---------- Dataset ----------

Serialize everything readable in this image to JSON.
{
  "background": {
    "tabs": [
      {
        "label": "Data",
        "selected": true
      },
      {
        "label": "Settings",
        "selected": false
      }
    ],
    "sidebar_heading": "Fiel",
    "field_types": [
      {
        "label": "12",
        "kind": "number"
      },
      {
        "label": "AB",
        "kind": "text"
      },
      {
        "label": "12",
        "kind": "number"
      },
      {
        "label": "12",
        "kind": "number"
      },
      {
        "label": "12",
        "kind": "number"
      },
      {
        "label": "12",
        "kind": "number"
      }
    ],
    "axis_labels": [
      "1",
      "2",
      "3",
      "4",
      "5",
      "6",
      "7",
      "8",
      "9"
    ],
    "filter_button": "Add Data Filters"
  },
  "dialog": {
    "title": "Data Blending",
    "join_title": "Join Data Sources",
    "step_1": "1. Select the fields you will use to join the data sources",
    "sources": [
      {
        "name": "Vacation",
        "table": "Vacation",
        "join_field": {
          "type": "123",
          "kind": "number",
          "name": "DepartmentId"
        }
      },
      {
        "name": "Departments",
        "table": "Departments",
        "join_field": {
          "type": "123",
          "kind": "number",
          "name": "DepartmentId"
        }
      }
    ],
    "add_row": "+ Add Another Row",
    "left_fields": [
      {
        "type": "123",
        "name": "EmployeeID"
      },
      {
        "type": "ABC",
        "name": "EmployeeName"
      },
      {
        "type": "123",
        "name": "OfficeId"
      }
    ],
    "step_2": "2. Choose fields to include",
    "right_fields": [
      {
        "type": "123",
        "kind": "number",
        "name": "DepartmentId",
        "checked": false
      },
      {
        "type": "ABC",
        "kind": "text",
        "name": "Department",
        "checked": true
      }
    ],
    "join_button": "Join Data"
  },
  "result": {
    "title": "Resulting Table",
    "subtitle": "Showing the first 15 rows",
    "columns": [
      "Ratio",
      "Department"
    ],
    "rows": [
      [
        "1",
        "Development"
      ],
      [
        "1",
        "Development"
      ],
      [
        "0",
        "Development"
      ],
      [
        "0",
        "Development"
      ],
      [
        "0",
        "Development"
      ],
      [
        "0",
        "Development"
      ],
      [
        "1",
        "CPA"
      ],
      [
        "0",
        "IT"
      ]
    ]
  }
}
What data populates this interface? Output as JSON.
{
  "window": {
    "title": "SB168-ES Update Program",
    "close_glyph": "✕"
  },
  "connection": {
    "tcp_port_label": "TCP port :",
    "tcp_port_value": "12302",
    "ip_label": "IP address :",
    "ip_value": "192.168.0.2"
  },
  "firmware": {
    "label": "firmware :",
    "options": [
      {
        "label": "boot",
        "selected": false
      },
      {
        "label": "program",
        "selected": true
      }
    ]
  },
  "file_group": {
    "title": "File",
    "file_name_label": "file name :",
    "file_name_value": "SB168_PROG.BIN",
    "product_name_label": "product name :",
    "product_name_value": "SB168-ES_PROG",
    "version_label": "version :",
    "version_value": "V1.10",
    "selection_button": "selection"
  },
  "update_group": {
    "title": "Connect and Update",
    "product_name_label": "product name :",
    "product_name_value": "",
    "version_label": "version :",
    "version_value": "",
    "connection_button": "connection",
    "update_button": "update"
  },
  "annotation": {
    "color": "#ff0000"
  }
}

----------

Short task.
Copy all the records above precisely.

Full output.
Serialize everything readable in this image to JSON.
{
  "background": {
    "tabs": [
      {
        "label": "Data",
        "selected": true
      },
      {
        "label": "Settings",
        "selected": false
      }
    ],
    "sidebar_heading": "Fiel",
    "field_types": [
      {
        "label": "12",
        "kind": "number"
      },
      {
        "label": "AB",
        "kind": "text"
      },
      {
        "label": "12",
        "kind": "number"
      },
      {
        "label": "12",
        "kind": "number"
      },
      {
        "label": "12",
        "kind": "number"
      },
      {
        "label": "12",
        "kind": "number"
      }
    ],
    "axis_labels": [
      "1",
      "2",
      "3",
      "4",
      "5",
      "6",
      "7",
      "8",
      "9"
    ],
    "filter_button": "Add Data Filters"
  },
  "dialog": {
    "title": "Data Blending",
    "join_title": "Join Data Sources",
    "step_1": "1. Select the fields you will use to join the data sources",
    "sources": [
      {
        "name": "Vacation",
        "table": "Vacation",
        "join_field": {
          "type": "123",
          "kind": "number",
          "name": "DepartmentId"
        }
      },
      {
        "name": "Departments",
        "table": "Departments",
        "join_field": {
          "type": "123",
          "kind": "number",
          "name": "DepartmentId"
        }
      }
    ],
    "add_row": "+ Add Another Row",
    "left_fields": [
      {
        "type": "123",
        "name": "EmployeeID"
      },
      {
        "type": "ABC",
        "name": "EmployeeName"
      },
      {
        "type": "123",
        "name": "OfficeId"
      }
    ],
    "step_2": "2. Choose fields to include",
    "right_fields": [
      {
        "type": "123",
        "kind": "number",
        "name": "DepartmentId",
        "checked": false
      },
      {
        "type": "ABC",
        "kind": "text",
        "name": "Department",
        "checked": true
      }
    ],
    "join_button": "Join Data"
  },
  "result": {
    "title": "Resulting Table",
    "subtitle": "Showing the first 15 rows",
    "columns": [
      "Ratio",
      "Department"
    ],
    "rows": [
      [
        "1",
        "Development"
      ],
      [
        "1",
        "Development"
      ],
      [
        "0",
        "Development"
      ],
      [
        "0",
        "Development"
      ],
      [
        "0",
        "Development"
      ],
      [
        "0",
        "Development"
      ],
      [
        "1",
        "CPA"
      ],
      [
        "0",
        "IT"
      ]
    ]
  }
}
What data populates this interface? Output as JSON.
{
  "window": {
    "title": "SB168-ES Update Program",
    "close_glyph": "✕"
  },
  "connection": {
    "tcp_port_label": "TCP port :",
    "tcp_port_value": "12302",
    "ip_label": "IP address :",
    "ip_value": "192.168.0.2"
  },
  "firmware": {
    "label": "firmware :",
    "options": [
      {
        "label": "boot",
        "selected": false
      },
      {
        "label": "program",
        "selected": true
      }
    ]
  },
  "file_group": {
    "title": "File",
    "file_name_label": "file name :",
    "file_name_value": "SB168_PROG.BIN",
    "product_name_label": "product name :",
    "product_name_value": "SB168-ES_PROG",
    "version_label": "version :",
    "version_value": "V1.10",
    "selection_button": "selection"
  },
  "update_group": {
    "title": "Connect and Update",
    "product_name_label": "product name :",
    "product_name_value": "",
    "version_label": "version :",
    "version_value": "",
    "connection_button": "connection",
    "update_button": "update"
  },
  "annotation": {
    "color": "#ff0000"
  }
}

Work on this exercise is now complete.